_WRITTEN EXERCISE_
Look through the listing for the word "label". Copy each line that has it.

_Dataset records_
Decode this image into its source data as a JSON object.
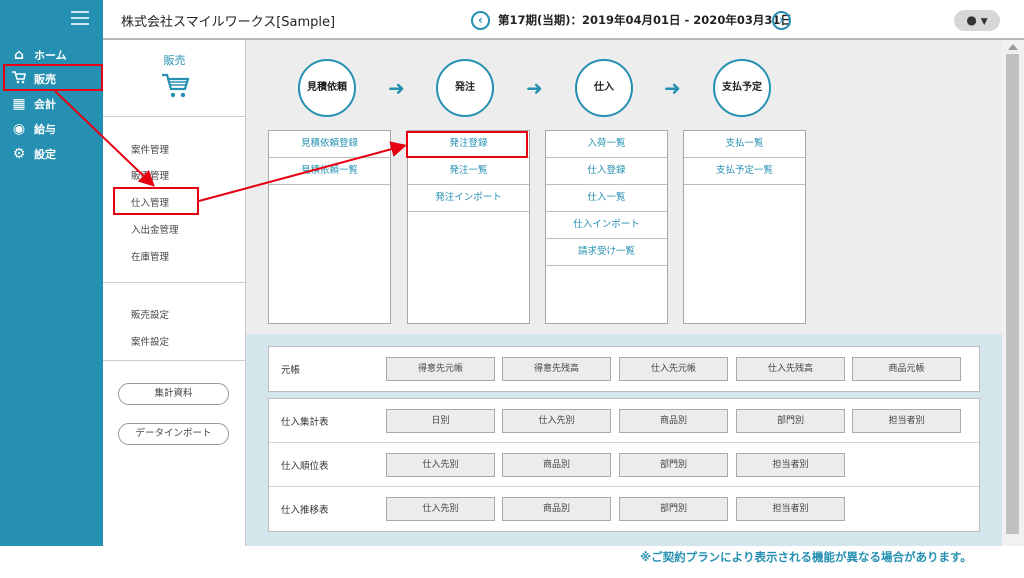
{
  "app": {
    "company": "株式会社スマイルワークス[Sample]",
    "period": "第17期(当期)：2019年04月01日 - 2020年03月31日",
    "user_icon": "user-icon"
  },
  "nav": {
    "items": [
      {
        "label": "ホーム",
        "icon": "home-icon"
      },
      {
        "label": "販売",
        "icon": "cart-icon"
      },
      {
        "label": "会計",
        "icon": "calculator-icon"
      },
      {
        "label": "給与",
        "icon": "moneybag-icon"
      },
      {
        "label": "設定",
        "icon": "gear-icon"
      }
    ]
  },
  "submenu": {
    "title": "販売",
    "group1": [
      "案件管理",
      "販売管理",
      "仕入管理",
      "入出金管理",
      "在庫管理"
    ],
    "group2": [
      "販売設定",
      "案件設定"
    ],
    "buttons": [
      "集計資料",
      "データインポート"
    ]
  },
  "flow": {
    "steps": [
      "見積依頼",
      "発注",
      "仕入",
      "支払予定"
    ],
    "columns": [
      [
        "見積依頼登録",
        "見積依頼一覧"
      ],
      [
        "発注登録",
        "発注一覧",
        "発注インポート"
      ],
      [
        "入荷一覧",
        "仕入登録",
        "仕入一覧",
        "仕入インポート",
        "請求受け一覧"
      ],
      [
        "支払一覧",
        "支払予定一覧"
      ]
    ]
  },
  "reports": {
    "ledger": {
      "label": "元帳",
      "buttons": [
        "得意先元帳",
        "得意先残高",
        "仕入先元帳",
        "仕入先残高",
        "商品元帳"
      ]
    },
    "rows": [
      {
        "label": "仕入集計表",
        "buttons": [
          "日別",
          "仕入先別",
          "商品別",
          "部門別",
          "担当者別"
        ]
      },
      {
        "label": "仕入順位表",
        "buttons": [
          "仕入先別",
          "商品別",
          "部門別",
          "担当者別"
        ]
      },
      {
        "label": "仕入推移表",
        "buttons": [
          "仕入先別",
          "商品別",
          "部門別",
          "担当者別"
        ]
      }
    ]
  },
  "note": "※ご契約プランにより表示される機能が異なる場合があります。",
  "colors": {
    "accent": "#2590b2",
    "highlight": "#e60012",
    "report_bg": "#d4e5ec"
  }
}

_EXERCISE RESULT_
        "label": "ホーム",
        "label": "販売",
        "label": "会計",
        "label": "給与",
        "label": "設定",
      "label": "元帳",
        "label": "仕入集計表",
        "label": "仕入順位表",
        "label": "仕入推移表",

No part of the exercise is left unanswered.